---------- SELECTED EXCERPT ----------

John MacGregor McCandlish WS FRSE (1821–1901) was a Scottish lawyer and actuary. He was the first president of the Faculty of Actuaries.

==Life==
He was born at 17 Minto Street in south Edinburgh on 12 January 1821 the son of William McCandlish of the Exchequer (1788-1872), Receiver General of Taxes for Scotland, and his wife, Felicite Leslie MacGregor (1794-1878).

John was apprenticed to John Archibald Campbell, Commissioner at Law, at 2 Albyn Place in Edinburgh's New Town. In 1845 he became a Writer to the Signet (WS). He then became General Manager and Chief Actuary of the Scottish Union and National Insurance Company. In 1860 he lived at 18 Moray Place on the Moray Estate in Edinburgh.

He was elected a Fellow of the Royal Society of Edinburgh in 1867. His proposer was David Smith.
In 1887 he became the first president of the Faculty of Actuaries serving three years and then being succeeded by Spencer Campbell Thomson in 1890.

He died at home, 27 Drumsheugh Gardens in Edinburgh's West End, on 10 November 1901. He is buried alongside the southern path in Dean Cemetery, towards the south-west.

==Family==

In 1863 he married Mary Sibbald Dalmahoy (1833-1900), daughter of Patrick Dalmahoy WS.

---------- EXCERPTED RECORDS ----------

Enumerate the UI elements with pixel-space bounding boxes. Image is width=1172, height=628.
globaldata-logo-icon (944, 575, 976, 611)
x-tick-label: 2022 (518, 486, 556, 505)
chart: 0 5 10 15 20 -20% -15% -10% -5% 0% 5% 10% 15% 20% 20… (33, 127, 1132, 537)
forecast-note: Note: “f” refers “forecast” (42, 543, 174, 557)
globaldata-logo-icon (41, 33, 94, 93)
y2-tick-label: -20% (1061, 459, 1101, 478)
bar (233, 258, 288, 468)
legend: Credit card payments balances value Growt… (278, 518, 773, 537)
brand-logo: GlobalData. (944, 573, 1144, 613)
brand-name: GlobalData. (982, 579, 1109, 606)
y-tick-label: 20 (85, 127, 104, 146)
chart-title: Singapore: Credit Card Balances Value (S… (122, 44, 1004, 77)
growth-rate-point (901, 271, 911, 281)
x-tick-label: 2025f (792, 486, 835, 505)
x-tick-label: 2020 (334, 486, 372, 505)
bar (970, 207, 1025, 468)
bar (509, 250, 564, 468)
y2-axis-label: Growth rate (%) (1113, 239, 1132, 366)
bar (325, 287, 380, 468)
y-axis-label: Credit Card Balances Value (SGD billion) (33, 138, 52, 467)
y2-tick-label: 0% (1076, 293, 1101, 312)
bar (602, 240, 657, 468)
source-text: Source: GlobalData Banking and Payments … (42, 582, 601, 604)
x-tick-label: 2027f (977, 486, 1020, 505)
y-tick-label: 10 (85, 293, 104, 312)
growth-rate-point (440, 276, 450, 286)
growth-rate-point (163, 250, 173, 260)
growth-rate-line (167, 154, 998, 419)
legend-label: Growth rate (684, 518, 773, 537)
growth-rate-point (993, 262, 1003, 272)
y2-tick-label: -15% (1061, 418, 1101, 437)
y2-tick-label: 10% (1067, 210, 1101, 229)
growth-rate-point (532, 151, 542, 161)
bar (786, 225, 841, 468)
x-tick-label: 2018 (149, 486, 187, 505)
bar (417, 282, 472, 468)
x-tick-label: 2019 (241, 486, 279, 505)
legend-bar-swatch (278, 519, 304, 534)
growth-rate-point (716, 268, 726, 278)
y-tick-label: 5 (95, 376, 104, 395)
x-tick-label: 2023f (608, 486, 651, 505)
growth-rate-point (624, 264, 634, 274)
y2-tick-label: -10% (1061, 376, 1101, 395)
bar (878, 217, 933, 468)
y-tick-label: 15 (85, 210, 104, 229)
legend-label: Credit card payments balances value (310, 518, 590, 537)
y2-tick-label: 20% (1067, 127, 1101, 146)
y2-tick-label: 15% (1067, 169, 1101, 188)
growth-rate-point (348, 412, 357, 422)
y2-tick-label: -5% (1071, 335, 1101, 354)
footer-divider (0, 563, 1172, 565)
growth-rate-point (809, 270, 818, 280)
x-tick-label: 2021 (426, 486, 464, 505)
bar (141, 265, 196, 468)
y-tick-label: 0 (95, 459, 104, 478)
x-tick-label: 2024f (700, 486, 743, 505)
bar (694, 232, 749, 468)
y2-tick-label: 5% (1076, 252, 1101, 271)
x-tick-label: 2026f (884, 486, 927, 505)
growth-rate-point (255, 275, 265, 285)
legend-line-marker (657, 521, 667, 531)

----------

▶ REQUIRED WORK
- a) List every numbered street address that the McCandlish biography gives.
- b) Does the McCandlish biography support each statement? Answer yes or no for each, and quote the words that decide it.
(i) McCandlish became a Writer to the Signet in 1845.
(ii) Spencer Campbell Thomson proposed McCandlish for Fellowship of the Royal Society of Edinburgh.
(iii) McCandlish married in 1863.
Work only from the biography of John MacGregor McCandlish, not from the listing or outside knowledge.

▶ SOLUTIONS
- a)
17 Minto Street
2 Albyn Place
18 Moray Place
27 Drumsheugh Gardens

- b)
(i) Yes: "In 1845 he became a Writer to the Signet (WS)."
(ii) No: "His proposer was David Smith."
(iii) Yes: "In 1863 he married Mary Sibbald Dalmahoy (1833-1900), daughter of Patrick Dalmahoy WS."